## 文档正文
-----
使用pandas 对比csv 文件

通过pandas 的compare function，可以对比两个csv 文件
用途，例如升级或修改code之后，输出是csv文本文件，对于同样input的数据，预期应该一样
input -> program -> output
input -> program(optimize) -> output_new
expect output == output_new

import pandas as pd

# Sample data
data_control = {
    'ProductEntityId': [1, 2, 3, 4, 5],
    'ColumnA': [10, 20, 30, 40, 50],
    'ColumnB': ['A', 'B', 'C', 'D', 'E']
}

data_treatment = {
    'ProductEntityId': [1, 2, 3, 4],
    'ColumnA': [10, 25, 30, 40],
    'ColumnB': ['A', 'X', 'C', 'D']
}

df_control = pd.DataFrame(data_control)
df_treatment = pd.DataFrame(data_treatment)

# Set ProductEntityId as the index
df_control.set_index('ProductEntityId', inplace=True)
df_treatment.set_index('ProductEntityId', inplace=True)

# Find the intersection of the indices
common_indices = df_control.index.intersection(df_treatment.index)

# Filter both dataframes to only include the common indices
df_control_common = df_control.loc[common_indices]
df_treatment_common = df_treatment.loc[common_indices]

# Ensure both dataframes have the same columns
df_treatment_common = df_treatment_common[df_control_common.columns]

# Compare the dataframes
comparison_df = df_control_common.compare(df_treatment_common, keep_shape=True, keep_equal=True)

# Highlight the differences
first_level_columns = comparison_df.columns.get_level_values(0).unique()
def highlight_differences(row):
    styles = []
    for col in comparison_df.columns.levels[0]:
        self_val = row[(col, 'self')]
        other_val = row[(col, 'other')]
        if (~pd.isna(self_val) or ~pd.isna(other_val)) & (self_val != other_val):
            styles.append('background-color: yellow')
            styles.append('background-color: yellow')
        else:
            styles.append('')
            styles.append('')
    return styles
highlighted_df = comparison_df.style.apply(highlight_differences, axis=1)

# Display the highlighted dataframe
# highlighted_df
# write hightlighted dataframe to a file
highlighted_df.to_excel("./highlighted_output.xlsx", engine='openpyxl', index=True)
-----
## 任务
从这篇用 pandas 对比 csv 文件的文档中，返回从“df_treatment = pd.DataFrame(data_treatment)”起一直到“df_treatment.set_index('ProductEntityId', inplace=True)”为止的全部文字，一字不改。

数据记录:
-----
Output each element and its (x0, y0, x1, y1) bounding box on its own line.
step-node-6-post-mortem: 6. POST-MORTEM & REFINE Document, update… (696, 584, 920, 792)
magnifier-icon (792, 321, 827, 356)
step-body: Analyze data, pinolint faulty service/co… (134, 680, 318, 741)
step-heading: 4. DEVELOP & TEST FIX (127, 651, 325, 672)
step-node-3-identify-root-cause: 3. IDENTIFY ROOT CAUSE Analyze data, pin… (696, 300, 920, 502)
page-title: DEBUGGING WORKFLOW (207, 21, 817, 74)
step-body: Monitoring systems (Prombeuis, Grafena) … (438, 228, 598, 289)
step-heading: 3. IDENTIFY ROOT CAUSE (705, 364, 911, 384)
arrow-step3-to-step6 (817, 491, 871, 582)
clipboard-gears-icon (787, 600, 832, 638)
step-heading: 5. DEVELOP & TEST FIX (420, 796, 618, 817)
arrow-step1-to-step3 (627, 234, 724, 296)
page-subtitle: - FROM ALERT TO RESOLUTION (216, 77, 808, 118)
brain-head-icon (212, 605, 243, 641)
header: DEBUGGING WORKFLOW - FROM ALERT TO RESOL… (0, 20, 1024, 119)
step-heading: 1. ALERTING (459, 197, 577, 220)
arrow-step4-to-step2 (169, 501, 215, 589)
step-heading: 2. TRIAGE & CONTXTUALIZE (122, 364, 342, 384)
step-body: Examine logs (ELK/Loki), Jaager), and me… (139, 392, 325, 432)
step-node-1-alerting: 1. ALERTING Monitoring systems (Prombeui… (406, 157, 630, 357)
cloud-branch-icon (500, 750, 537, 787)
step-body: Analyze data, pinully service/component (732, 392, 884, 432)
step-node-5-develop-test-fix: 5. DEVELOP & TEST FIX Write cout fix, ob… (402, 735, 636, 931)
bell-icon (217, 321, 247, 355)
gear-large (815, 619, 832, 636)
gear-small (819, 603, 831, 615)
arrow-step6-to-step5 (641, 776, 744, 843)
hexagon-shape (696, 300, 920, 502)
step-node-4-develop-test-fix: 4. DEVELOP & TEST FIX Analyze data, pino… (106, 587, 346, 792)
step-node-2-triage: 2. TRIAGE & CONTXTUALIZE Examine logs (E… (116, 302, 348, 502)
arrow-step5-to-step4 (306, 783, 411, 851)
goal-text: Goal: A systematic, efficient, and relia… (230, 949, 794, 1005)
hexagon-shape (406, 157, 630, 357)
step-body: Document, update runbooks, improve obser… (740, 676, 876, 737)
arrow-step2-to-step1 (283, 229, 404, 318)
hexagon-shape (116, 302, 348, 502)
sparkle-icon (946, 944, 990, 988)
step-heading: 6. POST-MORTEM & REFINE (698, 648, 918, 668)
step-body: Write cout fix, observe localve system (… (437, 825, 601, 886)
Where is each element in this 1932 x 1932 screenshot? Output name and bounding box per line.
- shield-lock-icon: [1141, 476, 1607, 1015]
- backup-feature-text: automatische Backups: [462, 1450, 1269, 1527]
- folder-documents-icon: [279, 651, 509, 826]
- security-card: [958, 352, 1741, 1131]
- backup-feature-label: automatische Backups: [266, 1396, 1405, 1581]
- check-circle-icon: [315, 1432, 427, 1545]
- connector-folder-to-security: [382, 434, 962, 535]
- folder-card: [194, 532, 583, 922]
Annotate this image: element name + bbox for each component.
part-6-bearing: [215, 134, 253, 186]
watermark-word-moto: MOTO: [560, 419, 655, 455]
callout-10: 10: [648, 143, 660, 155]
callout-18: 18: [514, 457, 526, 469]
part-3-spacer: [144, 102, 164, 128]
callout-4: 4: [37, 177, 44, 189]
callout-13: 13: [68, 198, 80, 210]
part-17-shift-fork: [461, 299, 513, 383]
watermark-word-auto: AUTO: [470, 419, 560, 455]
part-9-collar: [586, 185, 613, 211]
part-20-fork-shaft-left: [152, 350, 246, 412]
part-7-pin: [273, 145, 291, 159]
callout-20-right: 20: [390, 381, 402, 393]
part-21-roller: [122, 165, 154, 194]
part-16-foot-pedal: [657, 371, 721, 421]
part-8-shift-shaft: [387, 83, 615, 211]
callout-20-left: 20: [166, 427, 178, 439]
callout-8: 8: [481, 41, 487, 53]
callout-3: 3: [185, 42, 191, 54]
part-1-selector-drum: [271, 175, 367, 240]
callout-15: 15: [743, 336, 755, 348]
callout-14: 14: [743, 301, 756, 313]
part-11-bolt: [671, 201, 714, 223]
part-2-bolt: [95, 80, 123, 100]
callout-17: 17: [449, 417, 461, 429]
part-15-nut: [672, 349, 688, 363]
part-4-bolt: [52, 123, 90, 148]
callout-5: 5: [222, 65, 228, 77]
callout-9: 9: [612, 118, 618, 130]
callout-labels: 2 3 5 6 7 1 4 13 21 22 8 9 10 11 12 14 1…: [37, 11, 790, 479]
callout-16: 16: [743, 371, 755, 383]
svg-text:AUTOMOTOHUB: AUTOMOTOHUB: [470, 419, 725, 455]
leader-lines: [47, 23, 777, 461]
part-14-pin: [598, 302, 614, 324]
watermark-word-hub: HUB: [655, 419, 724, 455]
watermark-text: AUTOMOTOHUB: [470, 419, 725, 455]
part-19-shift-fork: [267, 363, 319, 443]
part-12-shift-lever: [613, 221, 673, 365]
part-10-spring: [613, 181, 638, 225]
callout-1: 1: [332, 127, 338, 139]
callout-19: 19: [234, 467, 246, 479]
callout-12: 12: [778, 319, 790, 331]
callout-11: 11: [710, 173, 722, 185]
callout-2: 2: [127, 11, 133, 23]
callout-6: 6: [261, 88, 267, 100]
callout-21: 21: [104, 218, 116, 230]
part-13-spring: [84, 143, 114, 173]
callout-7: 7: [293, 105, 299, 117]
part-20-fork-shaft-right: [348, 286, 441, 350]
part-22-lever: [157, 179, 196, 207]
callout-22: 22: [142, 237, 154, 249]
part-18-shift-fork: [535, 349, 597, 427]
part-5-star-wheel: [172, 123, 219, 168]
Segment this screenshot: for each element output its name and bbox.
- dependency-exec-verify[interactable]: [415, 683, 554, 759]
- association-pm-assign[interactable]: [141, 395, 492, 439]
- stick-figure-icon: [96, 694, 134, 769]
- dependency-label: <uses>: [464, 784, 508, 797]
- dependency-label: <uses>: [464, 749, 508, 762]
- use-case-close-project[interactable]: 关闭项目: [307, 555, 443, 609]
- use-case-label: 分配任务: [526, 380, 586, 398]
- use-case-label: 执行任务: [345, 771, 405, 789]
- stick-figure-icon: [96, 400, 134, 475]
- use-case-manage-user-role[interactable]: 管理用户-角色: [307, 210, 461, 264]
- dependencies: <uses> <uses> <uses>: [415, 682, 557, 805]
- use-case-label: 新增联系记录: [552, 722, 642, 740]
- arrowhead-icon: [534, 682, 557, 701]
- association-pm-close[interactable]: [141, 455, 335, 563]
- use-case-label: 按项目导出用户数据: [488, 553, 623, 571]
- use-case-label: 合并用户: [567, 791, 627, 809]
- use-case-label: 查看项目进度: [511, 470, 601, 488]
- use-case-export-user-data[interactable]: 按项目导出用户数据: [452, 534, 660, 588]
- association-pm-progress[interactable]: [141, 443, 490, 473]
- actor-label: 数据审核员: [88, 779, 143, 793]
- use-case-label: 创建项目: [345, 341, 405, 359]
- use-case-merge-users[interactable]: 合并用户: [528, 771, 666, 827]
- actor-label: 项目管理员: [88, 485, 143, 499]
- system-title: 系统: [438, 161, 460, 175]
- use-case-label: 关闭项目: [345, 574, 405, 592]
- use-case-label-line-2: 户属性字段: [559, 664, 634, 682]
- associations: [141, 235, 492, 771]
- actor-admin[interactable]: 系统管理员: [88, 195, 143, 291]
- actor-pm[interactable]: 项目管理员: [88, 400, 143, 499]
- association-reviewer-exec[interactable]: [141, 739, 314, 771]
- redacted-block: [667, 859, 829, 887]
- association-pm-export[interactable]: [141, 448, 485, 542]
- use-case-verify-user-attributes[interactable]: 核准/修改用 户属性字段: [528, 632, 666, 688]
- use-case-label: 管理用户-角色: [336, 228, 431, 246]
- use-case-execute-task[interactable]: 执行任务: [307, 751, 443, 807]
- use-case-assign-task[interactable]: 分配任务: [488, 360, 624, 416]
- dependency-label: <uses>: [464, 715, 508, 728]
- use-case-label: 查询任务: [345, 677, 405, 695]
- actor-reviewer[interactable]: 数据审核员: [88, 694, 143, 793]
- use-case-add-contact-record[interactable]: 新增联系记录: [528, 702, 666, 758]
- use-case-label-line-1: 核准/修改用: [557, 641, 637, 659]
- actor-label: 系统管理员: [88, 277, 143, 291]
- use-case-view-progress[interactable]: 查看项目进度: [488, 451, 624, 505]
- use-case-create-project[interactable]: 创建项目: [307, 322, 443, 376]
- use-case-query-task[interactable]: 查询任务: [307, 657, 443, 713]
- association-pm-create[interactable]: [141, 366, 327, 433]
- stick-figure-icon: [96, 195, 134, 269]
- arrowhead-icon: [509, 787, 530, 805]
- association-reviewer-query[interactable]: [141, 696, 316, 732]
-----
## 回答
df_treatment = pd.DataFrame(data_treatment)

# Set ProductEntityId as the index
df_control.set_index('ProductEntityId', inplace=True)
df_treatment.set_index('ProductEntityId', inplace=True)